-- Data shown start --
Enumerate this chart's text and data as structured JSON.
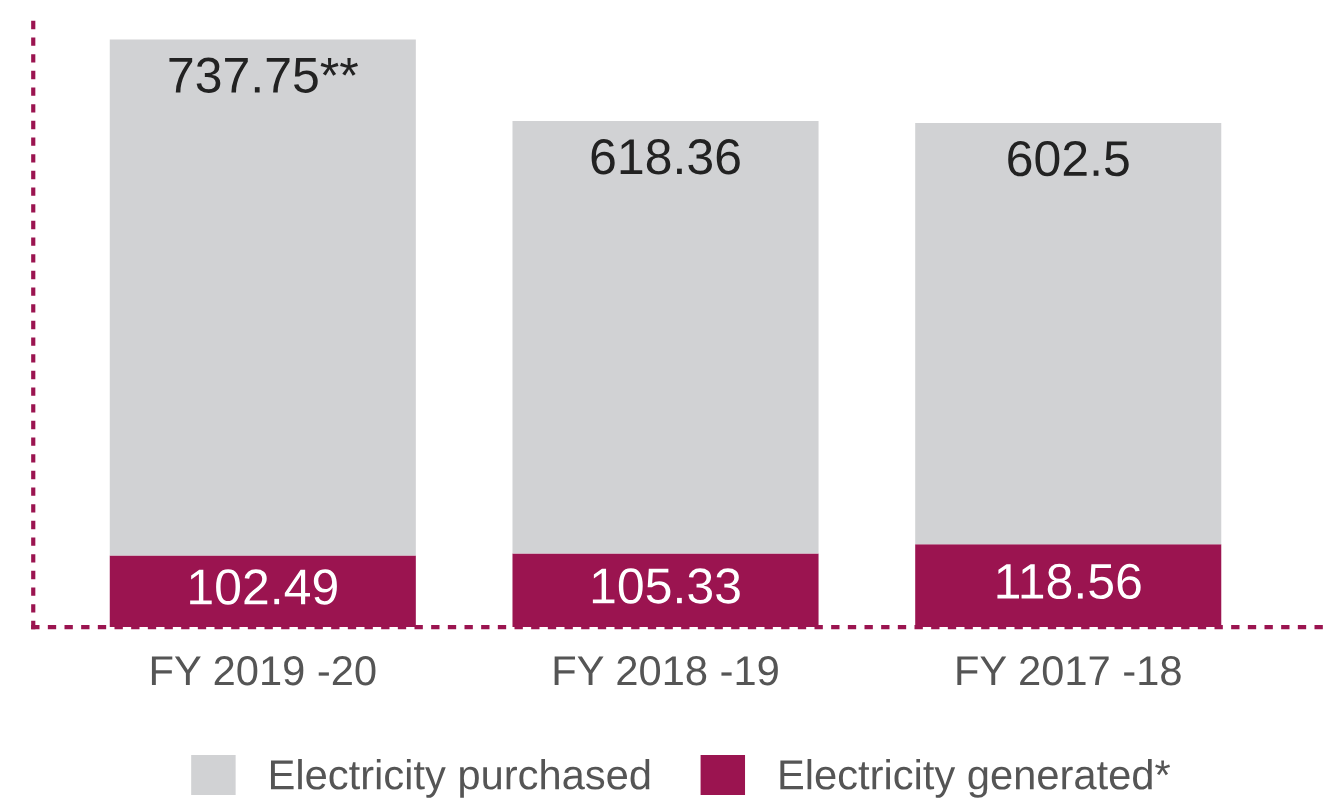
{
  "chart_data": {
    "type": "bar",
    "stacked": true,
    "categories": [
      "FY 2019 -20",
      "FY 2018 -19",
      "FY 2017 -18"
    ],
    "series": [
      {
        "name": "Electricity generated*",
        "color": "#9b1450",
        "values": [
          102.49,
          105.33,
          118.56
        ],
        "value_labels": [
          "102.49",
          "105.33",
          "118.56"
        ]
      },
      {
        "name": "Electricity purchased",
        "color": "#d1d2d4",
        "values": [
          737.75,
          618.36,
          602.5
        ],
        "value_labels": [
          "737.75**",
          "618.36",
          "602.5"
        ]
      }
    ],
    "legend": "bottom",
    "grid": false
  }
}
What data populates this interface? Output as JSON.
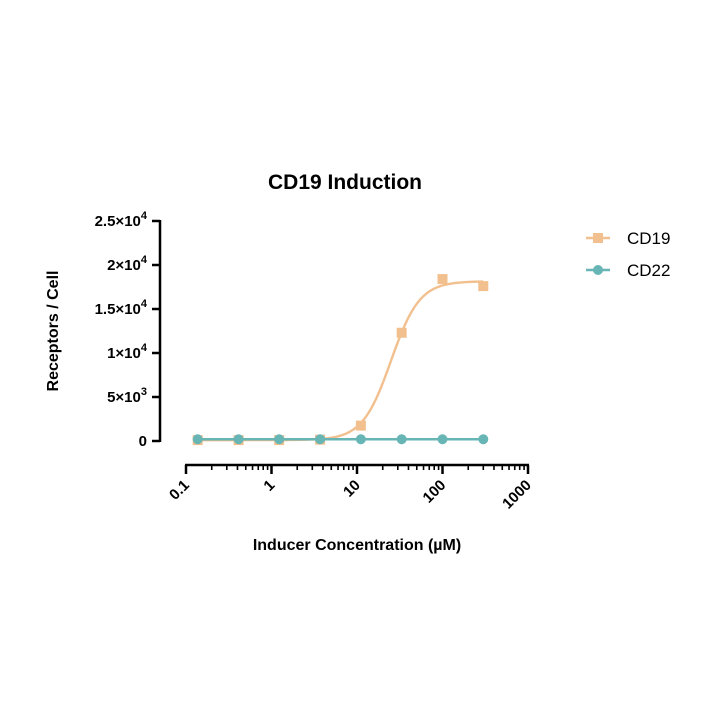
{
  "chart_data": {
    "type": "scatter",
    "title": "CD19 Induction",
    "xlabel": "Inducer Concentration (µM)",
    "ylabel": "Receptors / Cell",
    "x_scale": "log",
    "xlim": [
      0.1,
      1000
    ],
    "ylim": [
      0,
      25000
    ],
    "x_ticks": [
      0.1,
      1,
      10,
      100,
      1000
    ],
    "x_tick_labels": [
      "0.1",
      "1",
      "10",
      "100",
      "1000"
    ],
    "y_ticks": [
      0,
      5000,
      10000,
      15000,
      20000,
      25000
    ],
    "y_tick_labels": [
      {
        "mantissa": "0",
        "exp": ""
      },
      {
        "mantissa": "5×10",
        "exp": "3"
      },
      {
        "mantissa": "1×10",
        "exp": "4"
      },
      {
        "mantissa": "1.5×10",
        "exp": "4"
      },
      {
        "mantissa": "2×10",
        "exp": "4"
      },
      {
        "mantissa": "2.5×10",
        "exp": "4"
      }
    ],
    "grid": false,
    "legend_position": "top-right",
    "series": [
      {
        "name": "CD19",
        "color": "#F2C08E",
        "marker": "square",
        "fit": "sigmoidal",
        "x": [
          0.137,
          0.412,
          1.23,
          3.7,
          11.1,
          33.3,
          100,
          300
        ],
        "y": [
          100,
          100,
          100,
          150,
          1750,
          12300,
          18400,
          17600
        ]
      },
      {
        "name": "CD22",
        "color": "#67B5B5",
        "marker": "circle",
        "fit": "flat",
        "x": [
          0.137,
          0.412,
          1.23,
          3.7,
          11.1,
          33.3,
          100,
          300
        ],
        "y": [
          200,
          200,
          200,
          200,
          200,
          200,
          200,
          200
        ]
      }
    ]
  }
}
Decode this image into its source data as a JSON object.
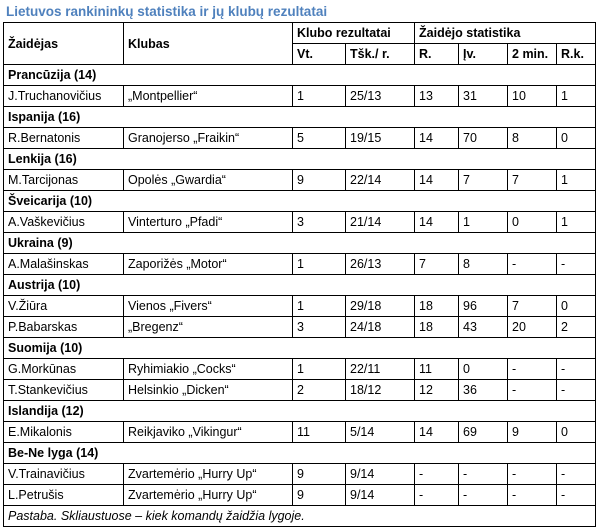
{
  "caption": "Lietuvos rankininkų statistika ir jų klubų rezultatai",
  "headers": {
    "player": "Žaidėjas",
    "club": "Klubas",
    "club_results": "Klubo rezultatai",
    "player_stats": "Žaidėjo statistika",
    "place": "Vt.",
    "points_games": "Tšk./ r.",
    "games": "R.",
    "goals": "Įv.",
    "two_min": "2 min.",
    "red_cards": "R.k."
  },
  "groups": [
    {
      "country": "Prancūzija (14)",
      "rows": [
        {
          "player": "J.Truchanovičius",
          "club": "„Montpellier“",
          "place": "1",
          "points": "25/13",
          "games": "13",
          "goals": "31",
          "two_min": "10",
          "red": "1"
        }
      ]
    },
    {
      "country": "Ispanija (16)",
      "rows": [
        {
          "player": "R.Bernatonis",
          "club": "Granojerso „Fraikin“",
          "place": "5",
          "points": "19/15",
          "games": "14",
          "goals": "70",
          "two_min": "8",
          "red": "0"
        }
      ]
    },
    {
      "country": "Lenkija (16)",
      "rows": [
        {
          "player": "M.Tarcijonas",
          "club": "Opolės „Gwardia“",
          "place": "9",
          "points": "22/14",
          "games": "14",
          "goals": "7",
          "two_min": "7",
          "red": "1"
        }
      ]
    },
    {
      "country": "Šveicarija (10)",
      "rows": [
        {
          "player": "A.Vaškevičius",
          "club": "Vinterturo „Pfadi“",
          "place": "3",
          "points": "21/14",
          "games": "14",
          "goals": "1",
          "two_min": "0",
          "red": "1"
        }
      ]
    },
    {
      "country": "Ukraina (9)",
      "rows": [
        {
          "player": "A.Malašinskas",
          "club": "Zaporižės „Motor“",
          "place": "1",
          "points": "26/13",
          "games": "7",
          "goals": "8",
          "two_min": "-",
          "red": "-"
        }
      ]
    },
    {
      "country": "Austrija (10)",
      "rows": [
        {
          "player": "V.Žiūra",
          "club": "Vienos „Fivers“",
          "place": "1",
          "points": "29/18",
          "games": "18",
          "goals": "96",
          "two_min": "7",
          "red": "0"
        },
        {
          "player": "P.Babarskas",
          "club": "„Bregenz“",
          "place": "3",
          "points": "24/18",
          "games": "18",
          "goals": "43",
          "two_min": "20",
          "red": "2"
        }
      ]
    },
    {
      "country": "Suomija (10)",
      "rows": [
        {
          "player": "G.Morkūnas",
          "club": "Ryhimiakio „Cocks“",
          "place": "1",
          "points": "22/11",
          "games": "11",
          "goals": "0",
          "two_min": "-",
          "red": "-"
        },
        {
          "player": "T.Stankevičius",
          "club": "Helsinkio „Dicken“",
          "place": "2",
          "points": "18/12",
          "games": "12",
          "goals": "36",
          "two_min": "-",
          "red": "-"
        }
      ]
    },
    {
      "country": "Islandija (12)",
      "rows": [
        {
          "player": "E.Mikalonis",
          "club": "Reikjaviko „Vikingur“",
          "place": "11",
          "points": "5/14",
          "games": "14",
          "goals": "69",
          "two_min": "9",
          "red": "0"
        }
      ]
    },
    {
      "country": "Be-Ne lyga (14)",
      "rows": [
        {
          "player": "V.Trainavičius",
          "club": "Zvartemėrio „Hurry Up“",
          "place": "9",
          "points": "9/14",
          "games": "-",
          "goals": "-",
          "two_min": "-",
          "red": "-"
        },
        {
          "player": "L.Petrušis",
          "club": "Zvartemėrio „Hurry Up“",
          "place": "9",
          "points": "9/14",
          "games": "-",
          "goals": "-",
          "two_min": "-",
          "red": "-"
        }
      ]
    }
  ],
  "note": "Pastaba. Skliaustuose – kiek komandų žaidžia lygoje."
}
-- Data shown end --
Exercise brief:
Reproduce the data verbatim. Do not carry any picture into the copy.

Response to this exercise:
Enumerate this chart's text and data as structured JSON.
{
  "chart_data": {
    "type": "bar",
    "stacked": true,
    "categories": [
      "FY 2019 -20",
      "FY 2018 -19",
      "FY 2017 -18"
    ],
    "series": [
      {
        "name": "Electricity generated*",
        "color": "#9b1450",
        "values": [
          102.49,
          105.33,
          118.56
        ],
        "value_labels": [
          "102.49",
          "105.33",
          "118.56"
        ]
      },
      {
        "name": "Electricity purchased",
        "color": "#d1d2d4",
        "values": [
          737.75,
          618.36,
          602.5
        ],
        "value_labels": [
          "737.75**",
          "618.36",
          "602.5"
        ]
      }
    ],
    "legend": "bottom",
    "grid": false
  }
}
What data populates this interface? Output as JSON.
{
  "chart_data": {
    "type": "scatter",
    "title": "CD19 Induction",
    "xlabel": "Inducer Concentration (µM)",
    "ylabel": "Receptors / Cell",
    "x_scale": "log",
    "xlim": [
      0.1,
      1000
    ],
    "ylim": [
      0,
      25000
    ],
    "x_ticks": [
      0.1,
      1,
      10,
      100,
      1000
    ],
    "x_tick_labels": [
      "0.1",
      "1",
      "10",
      "100",
      "1000"
    ],
    "y_ticks": [
      0,
      5000,
      10000,
      15000,
      20000,
      25000
    ],
    "y_tick_labels": [
      {
        "mantissa": "0",
        "exp": ""
      },
      {
        "mantissa": "5×10",
        "exp": "3"
      },
      {
        "mantissa": "1×10",
        "exp": "4"
      },
      {
        "mantissa": "1.5×10",
        "exp": "4"
      },
      {
        "mantissa": "2×10",
        "exp": "4"
      },
      {
        "mantissa": "2.5×10",
        "exp": "4"
      }
    ],
    "grid": false,
    "legend_position": "top-right",
    "series": [
      {
        "name": "CD19",
        "color": "#F2C08E",
        "marker": "square",
        "fit": "sigmoidal",
        "x": [
          0.137,
          0.412,
          1.23,
          3.7,
          11.1,
          33.3,
          100,
          300
        ],
        "y": [
          100,
          100,
          100,
          150,
          1750,
          12300,
          18400,
          17600
        ]
      },
      {
        "name": "CD22",
        "color": "#67B5B5",
        "marker": "circle",
        "fit": "flat",
        "x": [
          0.137,
          0.412,
          1.23,
          3.7,
          11.1,
          33.3,
          100,
          300
        ],
        "y": [
          200,
          200,
          200,
          200,
          200,
          200,
          200,
          200
        ]
      }
    ]
  }
}
Decode this image into its source data as a JSON object.
{
  "caption": "Lietuvos rankininkų statistika ir jų klubų rezultatai",
  "headers": {
    "player": "Žaidėjas",
    "club": "Klubas",
    "club_results": "Klubo rezultatai",
    "player_stats": "Žaidėjo statistika",
    "place": "Vt.",
    "points_games": "Tšk./ r.",
    "games": "R.",
    "goals": "Įv.",
    "two_min": "2 min.",
    "red_cards": "R.k."
  },
  "groups": [
    {
      "country": "Prancūzija (14)",
      "rows": [
        {
          "player": "J.Truchanovičius",
          "club": "„Montpellier“",
          "place": "1",
          "points": "25/13",
          "games": "13",
          "goals": "31",
          "two_min": "10",
          "red": "1"
        }
      ]
    },
    {
      "country": "Ispanija (16)",
      "rows": [
        {
          "player": "R.Bernatonis",
          "club": "Granojerso „Fraikin“",
          "place": "5",
          "points": "19/15",
          "games": "14",
          "goals": "70",
          "two_min": "8",
          "red": "0"
        }
      ]
    },
    {
      "country": "Lenkija (16)",
      "rows": [
        {
          "player": "M.Tarcijonas",
          "club": "Opolės „Gwardia“",
          "place": "9",
          "points": "22/14",
          "games": "14",
          "goals": "7",
          "two_min": "7",
          "red": "1"
        }
      ]
    },
    {
      "country": "Šveicarija (10)",
      "rows": [
        {
          "player": "A.Vaškevičius",
          "club": "Vinterturo „Pfadi“",
          "place": "3",
          "points": "21/14",
          "games": "14",
          "goals": "1",
          "two_min": "0",
          "red": "1"
        }
      ]
    },
    {
      "country": "Ukraina (9)",
      "rows": [
        {
          "player": "A.Malašinskas",
          "club": "Zaporižės „Motor“",
          "place": "1",
          "points": "26/13",
          "games": "7",
          "goals": "8",
          "two_min": "-",
          "red": "-"
        }
      ]
    },
    {
      "country": "Austrija (10)",
      "rows": [
        {
          "player": "V.Žiūra",
          "club": "Vienos „Fivers“",
          "place": "1",
          "points": "29/18",
          "games": "18",
          "goals": "96",
          "two_min": "7",
          "red": "0"
        },
        {
          "player": "P.Babarskas",
          "club": "„Bregenz“",
          "place": "3",
          "points": "24/18",
          "games": "18",
          "goals": "43",
          "two_min": "20",
          "red": "2"
        }
      ]
    },
    {
      "country": "Suomija (10)",
      "rows": [
        {
          "player": "G.Morkūnas",
          "club": "Ryhimiakio „Cocks“",
          "place": "1",
          "points": "22/11",
          "games": "11",
          "goals": "0",
          "two_min": "-",
          "red": "-"
        },
        {
          "player": "T.Stankevičius",
          "club": "Helsinkio „Dicken“",
          "place": "2",
          "points": "18/12",
          "games": "12",
          "goals": "36",
          "two_min": "-",
          "red": "-"
        }
      ]
    },
    {
      "country": "Islandija (12)",
      "rows": [
        {
          "player": "E.Mikalonis",
          "club": "Reikjaviko „Vikingur“",
          "place": "11",
          "points": "5/14",
          "games": "14",
          "goals": "69",
          "two_min": "9",
          "red": "0"
        }
      ]
    },
    {
      "country": "Be-Ne lyga (14)",
      "rows": [
        {
          "player": "V.Trainavičius",
          "club": "Zvartemėrio „Hurry Up“",
          "place": "9",
          "points": "9/14",
          "games": "-",
          "goals": "-",
          "two_min": "-",
          "red": "-"
        },
        {
          "player": "L.Petrušis",
          "club": "Zvartemėrio „Hurry Up“",
          "place": "9",
          "points": "9/14",
          "games": "-",
          "goals": "-",
          "two_min": "-",
          "red": "-"
        }
      ]
    }
  ],
  "note": "Pastaba. Skliaustuose – kiek komandų žaidžia lygoje."
}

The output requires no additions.